**WHAT YOU SHOULD DO:**
Filter for the word "pouze" and keep each matching line.

Begin ENTRIES

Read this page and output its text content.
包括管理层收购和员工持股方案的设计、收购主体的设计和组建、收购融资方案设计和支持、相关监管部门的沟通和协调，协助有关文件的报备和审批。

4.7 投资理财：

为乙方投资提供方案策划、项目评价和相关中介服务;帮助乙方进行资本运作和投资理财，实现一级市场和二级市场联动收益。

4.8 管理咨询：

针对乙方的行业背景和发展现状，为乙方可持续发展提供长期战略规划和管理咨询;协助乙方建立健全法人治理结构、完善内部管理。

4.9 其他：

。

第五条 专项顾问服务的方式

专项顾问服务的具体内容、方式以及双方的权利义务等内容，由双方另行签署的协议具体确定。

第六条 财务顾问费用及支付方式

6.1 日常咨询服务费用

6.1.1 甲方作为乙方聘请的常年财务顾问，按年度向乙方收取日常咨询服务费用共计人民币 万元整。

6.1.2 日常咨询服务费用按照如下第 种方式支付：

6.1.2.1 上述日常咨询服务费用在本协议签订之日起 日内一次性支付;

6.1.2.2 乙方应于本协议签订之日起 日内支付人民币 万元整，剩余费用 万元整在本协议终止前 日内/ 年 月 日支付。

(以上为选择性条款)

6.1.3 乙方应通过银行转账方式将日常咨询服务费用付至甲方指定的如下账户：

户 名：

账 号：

End ENTRIES
Begin ENTRIES

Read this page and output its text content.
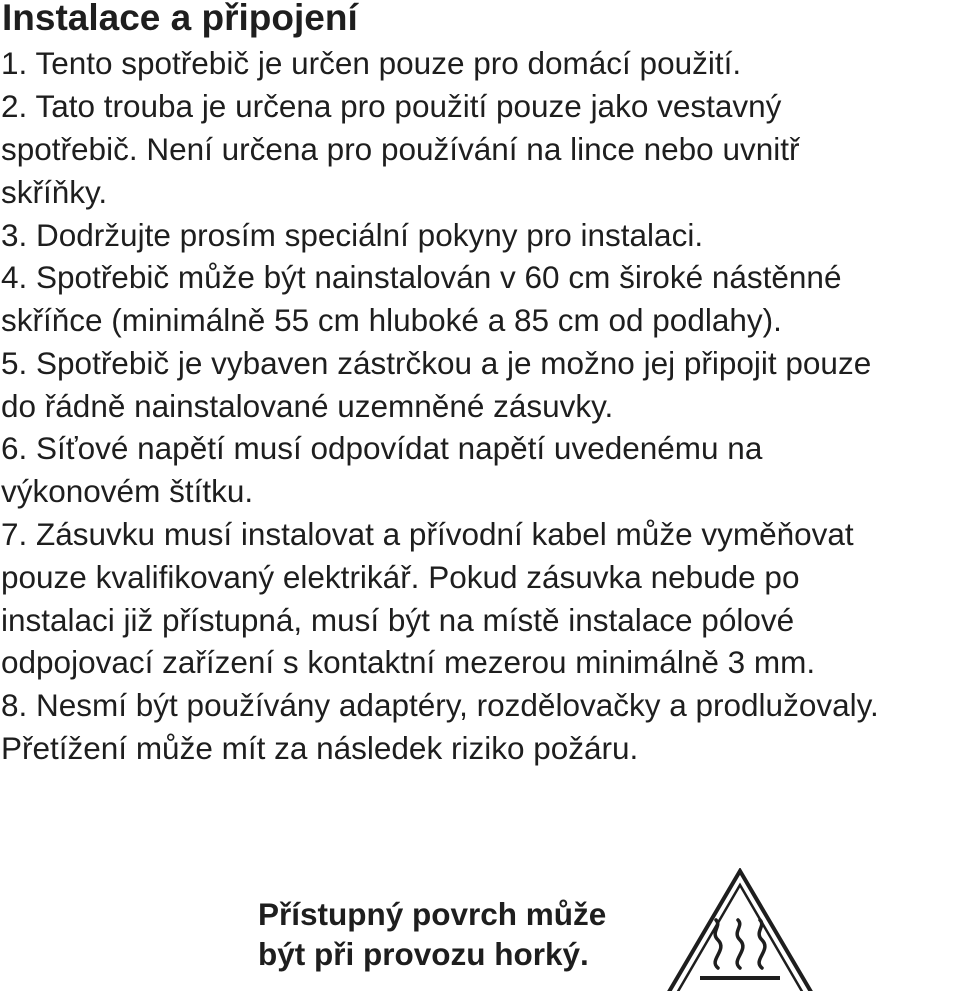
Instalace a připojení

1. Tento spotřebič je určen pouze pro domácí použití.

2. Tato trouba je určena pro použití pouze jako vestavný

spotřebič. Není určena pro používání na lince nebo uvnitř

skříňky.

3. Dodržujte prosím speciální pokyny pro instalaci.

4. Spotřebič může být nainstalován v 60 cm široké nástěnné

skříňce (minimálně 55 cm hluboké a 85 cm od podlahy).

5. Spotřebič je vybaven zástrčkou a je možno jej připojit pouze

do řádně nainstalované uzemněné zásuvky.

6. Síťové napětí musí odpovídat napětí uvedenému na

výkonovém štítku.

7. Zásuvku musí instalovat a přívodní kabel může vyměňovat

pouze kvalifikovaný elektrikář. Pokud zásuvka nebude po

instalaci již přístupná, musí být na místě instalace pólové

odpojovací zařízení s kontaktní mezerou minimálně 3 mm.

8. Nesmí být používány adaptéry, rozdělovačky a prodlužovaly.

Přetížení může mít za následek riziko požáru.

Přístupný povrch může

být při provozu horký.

End ENTRIES

**WORKED ANSWER:**
1. Tento spotřebič je určen pouze pro domácí použití.
2. Tato trouba je určena pro použití pouze jako vestavný
5. Spotřebič je vybaven zástrčkou a je možno jej připojit pouze
pouze kvalifikovaný elektrikář. Pokud zásuvka nebude po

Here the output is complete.